▶ _Problems and tasks_
1) In the passage on compound interest and flow money, shorten the paragraph that starts with "Enter ‘flow money’" into a brief bulleted list that keeps all its figures.
2) Pick up the passage on compound interest and flow money after its final sentence and continue it with a paragraph or two in the same voice.

Compound positive interest also makes each and everyone extremely
short-sighted. The economy at large warps itself into short-term profits and
utter efficiency. Exact the opposite of sustainability, durability and
long-term wealth (in the non-financial meaning).

It's extreme focus on efficiency makes the system as a whole brittle and
oversensitive to small changes. Flourishing systems have their dynamic
balance somewhere in the middle between chaos and order—chaordic—with a
slight preference for the chaotic side. Chaos is creativity searching for
order. Likewise, order (efficiency) is destructivity searching for chaos.
The sweet spot is an area (not a point) in the middle.

This short-sightedness is due to the economist's Net Present
Value<http://en.wikipedia.org/wiki/Net_present_value> calculations.
Suppose you invest €1000 to obtain an annual revenue of €100 during a period
of 15 years, so €1,500 in total you might think.

An economist however will tell you that €100 in a year will be worth €91 now
(with an interest rate of 10%). The €100 in year 2 will be worth €83 now and
in year 3 €75, and so forth. The €100 in year 15 is worth a meager €24 now.
All in all, in 15 years, the total Net Present Value of the revenue will be
€761, resulting in a loss of €239. In other words, not a profitable
investment.

This affects our behaviour to short-term financial gains. Combined with the
interest pump from poor to rich, this leads to an instable and brittle
system.

Enter ‘flow money’ (a.k.a. demurrage of liquidity tax). Technically, flow
money is a negative compound interest. Using exactly the same calculations
and formulas as our economist did in the previous example and an interest of
–10%, the first €100 is worth €111 now, the 2nd €123 and the 15th €486,
adding up to a total of €3,857 and a profit of €2,857! Break even is during
year 7.

Together with the effect that your balance trickles away (into a larger
commons fund), this affects our behaviour in such a way that we will:

   1. tend to spend our money sooner rather than later (since our buying
   power now is greater than tomorrow), resulting in a lot of employment
   opportunities, no more unemployed; and we'll chop the forest later rather
   than now, since we don't want the money now as it will seep away;
   2. prefer sustainable, durable, resilient an dlong-term projects over
   short-term ones; it gives all of us vision; we can see clearly now;
   3. closing the gap between the rich and the poor; in fact there are only
   wealth people and som very wealthy people; and our planet replenishes itself
   too.


If we can also get rid of the capacity to ‘own’ money, and we only use money
for payment and measuring products and services, than no one is poor. Use
money just like we use centimeters. We're never short of centimers (or
inches or lightyears for that matter). Everyone is as wealthy as their
activity in the community, small and large.

Your monetary balance does not matter anymore, since it is of no value to
own money; you can't even own it. What does matter is the number of times
you touched zero when trading (either or not changing sign), since at
precisely that moment you have contributed to the community the exact amount
as the community contributed to you. You are in balance with your
environment (that serves you so good and abundant).

Every time you touch zero, your ‘trustwidth’ increases, since you just
proved to balance your consuption woth your contribution. The trustwidth is
parameterized by your turnover until now, a (damping) factor and a
connectivity index (derived from the relative number of others you traded
with; to avoid kartel and free riding). Just like with flow money, your
trustwidth diminishes, decays, over time. So you need to stay active and add
value to your environment to keep up your trustwidth.

▶ _Dataset extract_
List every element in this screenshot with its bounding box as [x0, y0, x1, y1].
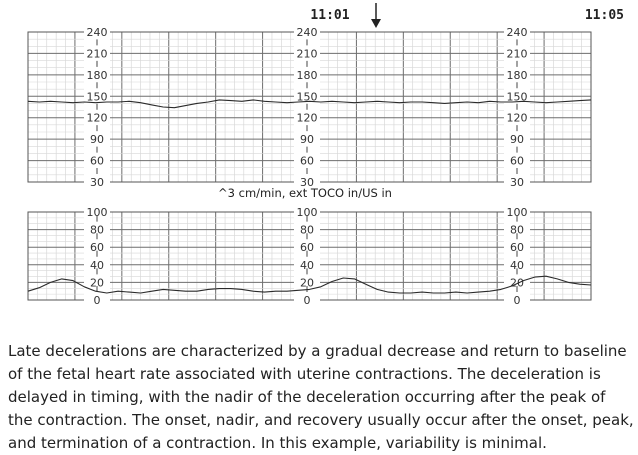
uc-tick-label: 60 — [510, 241, 524, 255]
speed-label: ^3 cm/min, ext TOCO in/US in — [218, 186, 392, 200]
uc-tick-label: 80 — [510, 223, 524, 237]
fhr-tick-label: 210 — [86, 47, 108, 61]
fhr-tick-label: 150 — [86, 90, 108, 104]
uc-tick-label: 100 — [506, 206, 528, 219]
uc-tick-label: 100 — [296, 206, 318, 219]
fhr-tick-label: 60 — [90, 154, 104, 168]
fhr-tick-label: 240 — [296, 26, 318, 39]
uc-tick-label: 0 — [513, 294, 521, 307]
fhr-tick-label: 60 — [300, 154, 314, 168]
fhr-tick-label: 240 — [86, 26, 108, 39]
uc-tick-label: 0 — [303, 294, 311, 307]
uc-tick-label: 100 — [86, 206, 108, 219]
fhr-tick-label: 30 — [300, 176, 314, 189]
fhr-tick-label: 240 — [506, 26, 528, 39]
fhr-tick-label: 90 — [300, 133, 314, 147]
uc-tick-label: 80 — [300, 223, 314, 237]
uc-tick-label: 40 — [510, 258, 524, 272]
uc-tick-label: 0 — [93, 294, 101, 307]
fhr-tick-label: 30 — [510, 176, 524, 189]
fhr-tick-label: 180 — [296, 68, 318, 82]
caption-text: Late decelerations are characterized by a gradual decrease and return to baseline of the fetal heart rate associated with uterine contractions. The deceleration is delayed in timing, with the nadir of the deceleration occurring after the peak of the contraction. The onset, nadir, and recovery usually occur after the onset, peak, and termination of a contraction. In this example, variability is minimal. — [8, 342, 634, 452]
fhr-tick-label: 90 — [90, 133, 104, 147]
uc-tick-label: 20 — [90, 276, 104, 290]
fhr-tick-label: 180 — [86, 68, 108, 82]
timestamp-left: 11:01 — [310, 8, 350, 23]
fhr-tick-label: 30 — [90, 176, 104, 189]
fhr-tick-label: 120 — [296, 111, 318, 125]
uc-tick-label: 80 — [90, 223, 104, 237]
uc-tick-label: 20 — [300, 276, 314, 290]
uc-tick-label: 40 — [90, 258, 104, 272]
fhr-tick-label: 210 — [506, 47, 528, 61]
down-arrow-icon — [371, 3, 381, 28]
uc-tick-label: 60 — [90, 241, 104, 255]
uc-tick-label: 40 — [300, 258, 314, 272]
fhr-tick-label: 210 — [296, 47, 318, 61]
uc-tick-label: 60 — [300, 241, 314, 255]
timestamp-right: 11:05 — [584, 8, 624, 23]
fhr-tick-label: 90 — [510, 133, 524, 147]
fhr-tick-label: 150 — [506, 90, 528, 104]
fhr-tick-label: 150 — [296, 90, 318, 104]
fhr-tick-label: 60 — [510, 154, 524, 168]
label-layer — [84, 26, 530, 308]
uc-tick-label: 20 — [510, 276, 524, 290]
fhr-tick-label: 120 — [506, 111, 528, 125]
fhr-tick-label: 120 — [86, 111, 108, 125]
fhr-tick-label: 180 — [506, 68, 528, 82]
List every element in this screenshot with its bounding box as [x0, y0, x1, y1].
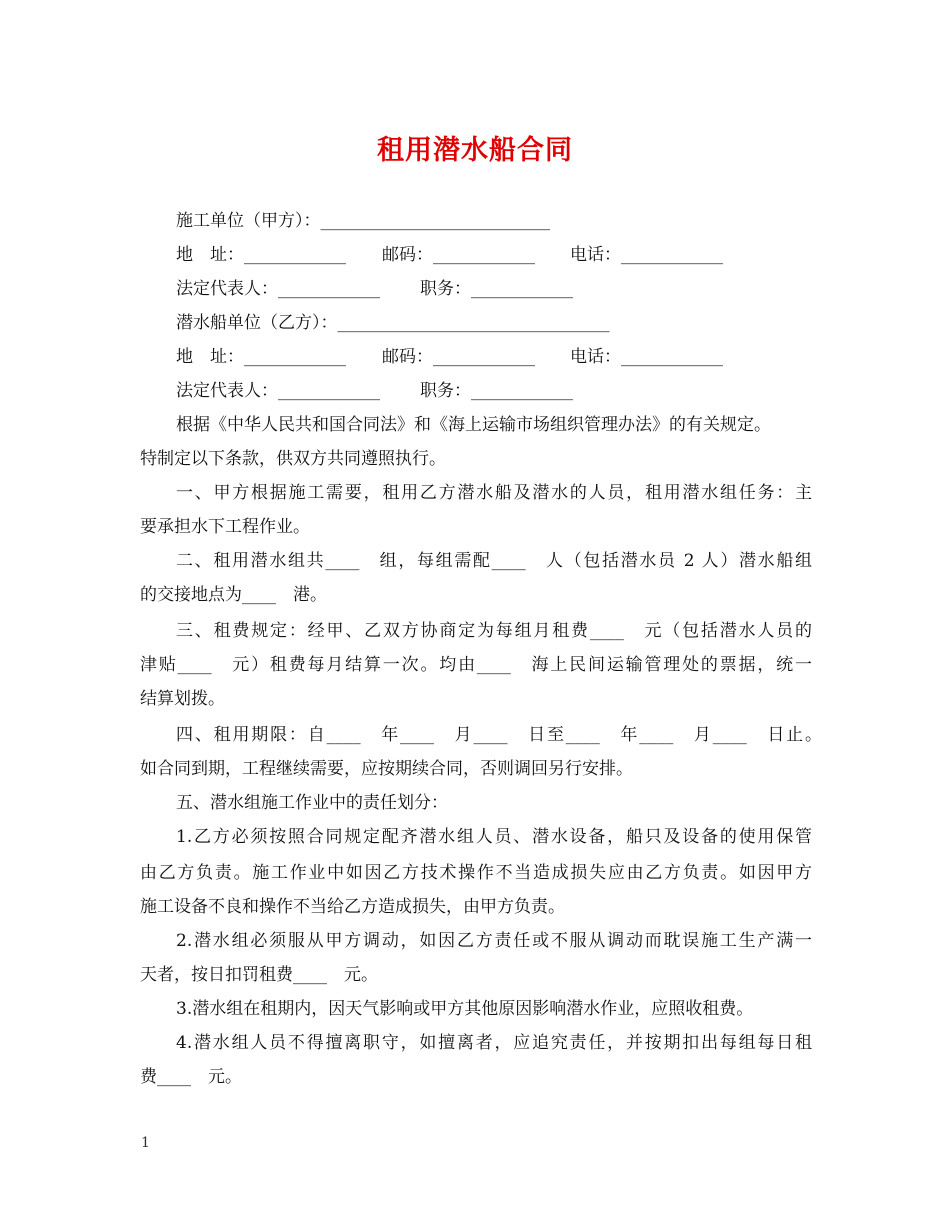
- body-line: 2.潜水组必须服从甲方调动，如因乙方责任或不服从调动而耽误施工生产满一: [176, 931, 812, 951]
- party-a-contact-row: [176, 244, 866, 266]
- body-line: 要承担水下工程作业。: [140, 517, 310, 537]
- body-line: 特制定以下条款，供双方共同遵照执行。: [140, 449, 446, 469]
- body-line: 结算划拨。: [140, 689, 225, 709]
- party-a-phone: 电话：____________: [570, 245, 723, 265]
- party-b-position: 职务：____________: [420, 381, 573, 401]
- party-a-position: 职务：____________: [420, 279, 573, 299]
- party-b-address: 地 址：____________: [176, 347, 346, 367]
- page-number: 1: [141, 1135, 150, 1151]
- page-title: 租用潜水船合同: [377, 135, 573, 166]
- body-line: 4.潜水组人员不得擅离职守，如擅离者，应追究责任，并按期扣出每组每日租: [176, 1033, 812, 1053]
- body-line: 3.潜水组在租期内，因天气影响或甲方其他原因影响潜水作业，应照收租费。: [176, 999, 754, 1019]
- body-line: 二、租用潜水组共____ 组，每组需配____ 人（包括潜水员 2 人）潜水船组: [176, 551, 812, 571]
- body-line: 一、甲方根据施工需要，租用乙方潜水船及潜水的人员，租用潜水组任务：主: [176, 483, 812, 503]
- party-a-address: 地 址：____________: [176, 245, 346, 265]
- party-a-postcode: 邮码：____________: [382, 245, 535, 265]
- party-b-rep: 法定代表人：____________: [176, 381, 380, 401]
- body-line: 1.乙方必须按照合同规定配齐潜水组人员、潜水设备，船只及设备的使用保管: [176, 827, 812, 847]
- body-line: 如合同到期，工程继续需要，应按期续合同，否则调回另行安排。: [140, 759, 633, 779]
- body-line: 根据《中华人民共和国合同法》和《海上运输市场组织管理办法》的有关规定。: [176, 415, 771, 435]
- party-a-rep: 法定代表人：____________: [176, 279, 380, 299]
- body-line: 津贴____ 元）租费每月结算一次。均由____ 海上民间运输管理处的票据，统一: [140, 655, 812, 675]
- body-line: 施工设备不良和操作不当给乙方造成损失，由甲方负责。: [140, 897, 565, 917]
- body-line: 天者，按日扣罚租费____ 元。: [140, 965, 378, 985]
- party-b-contact-row: [176, 346, 866, 368]
- party-a-unit: 施工单位（甲方）：___________________________: [176, 211, 550, 231]
- party-b-rep-row: [176, 380, 866, 402]
- party-b-unit: 潜水船单位（乙方）：________________________________: [176, 313, 610, 333]
- party-b-phone: 电话：____________: [570, 347, 723, 367]
- body-line: 三、租费规定：经甲、乙双方协商定为每组月租费____ 元（包括潜水人员的: [176, 621, 812, 641]
- body-line: 五、潜水组施工作业中的责任划分：: [176, 793, 448, 813]
- body-line: 费____ 元。: [140, 1067, 242, 1087]
- party-b-postcode: 邮码：____________: [382, 347, 535, 367]
- body-line: 的交接地点为____ 港。: [140, 585, 327, 605]
- body-line: 由乙方负责。施工作业中如因乙方技术操作不当造成损失应由乙方负责。如因甲方: [140, 863, 812, 883]
- body-line: 四、租用期限：自____ 年____ 月____ 日至____ 年____ 月____ 日止。: [176, 725, 822, 745]
- party-a-rep-row: [176, 278, 866, 300]
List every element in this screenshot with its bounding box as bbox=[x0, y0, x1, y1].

▶ _Answers to the tasks_
1)
- Flow money (also called demurrage of liquidity tax) is technically a negative compound interest.
- With the economist's calculations and an interest of –10%, the first €100 is worth €111 now, the second €123, and the fifteenth €486.
- The total comes to €3,857, a profit of €2,857.
- Break even comes during year 7.

2)
The trustwidth (like bandwidth) are the ‘credit’ and ‘debet’ limits for safe
trade. Of course, if you like risk, you can go beyond someone's trustwidth,
but you know that you risk losing your extra investment.

It's just like scaling up micro credit to meso and macro credit. With our
current technology level, it is a relative pievce of cake to implement a
global digital chartal spreadsheet system (which is all we need;
mind-boggling cheaper than all these expensive banks and their emplyoees who
don't even understand their own products anymore).

This (non-monetary) balance is essential on all scales as well. Just as the
individual needs to balance receiving and giving to the community, the
import and export of countries should enjoy a dynamic (chaordic) balance.
Overshooting in either direction destroys your credibility als a good
citizen or global player. Too much import increases your ‘debt’ to other
countries, your promise to do something back. Too much export hoards
employabilty, depriving other countries from adding value and wealth to the
world at large.

The balance and trustwidth are similar to energy economics (a topic on this
list some time ago if I recall correctly).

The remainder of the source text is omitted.